DIRECTIVE
Repeat the whole listing below, word for word.

PROVIDED RECORDS
☆ ☆ ☆ ☆ ☆ ☆ ☆
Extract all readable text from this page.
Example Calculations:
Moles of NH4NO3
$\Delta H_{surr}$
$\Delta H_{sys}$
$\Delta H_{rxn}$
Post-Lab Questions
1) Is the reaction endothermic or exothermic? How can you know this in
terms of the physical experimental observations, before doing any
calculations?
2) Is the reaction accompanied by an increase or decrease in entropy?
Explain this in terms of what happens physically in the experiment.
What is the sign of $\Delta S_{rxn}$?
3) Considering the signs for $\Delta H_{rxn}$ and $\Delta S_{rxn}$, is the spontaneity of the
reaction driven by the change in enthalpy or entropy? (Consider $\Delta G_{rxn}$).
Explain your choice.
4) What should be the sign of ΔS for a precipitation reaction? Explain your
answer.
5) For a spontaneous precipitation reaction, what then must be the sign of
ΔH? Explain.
☆ ☆ ☆ ☆ ☆ ☆ ☆
WRITTEN SOLUTION
Extract all readable text from this page.
Example Calculations:
Moles of NH4NO3
$\Delta H_{surr}$
$\Delta H_{sys}$
$\Delta H_{rxn}$
Post-Lab Questions
1) Is the reaction endothermic or exothermic? How can you know this in
terms of the physical experimental observations, before doing any
calculations?
2) Is the reaction accompanied by an increase or decrease in entropy?
Explain this in terms of what happens physically in the experiment.
What is the sign of $\Delta S_{rxn}$?
3) Considering the signs for $\Delta H_{rxn}$ and $\Delta S_{rxn}$, is the spontaneity of the
reaction driven by the change in enthalpy or entropy? (Consider $\Delta G_{rxn}$).
Explain your choice.
4) What should be the sign of ΔS for a precipitation reaction? Explain your
answer.
5) For a spontaneous precipitation reaction, what then must be the sign of
ΔH? Explain.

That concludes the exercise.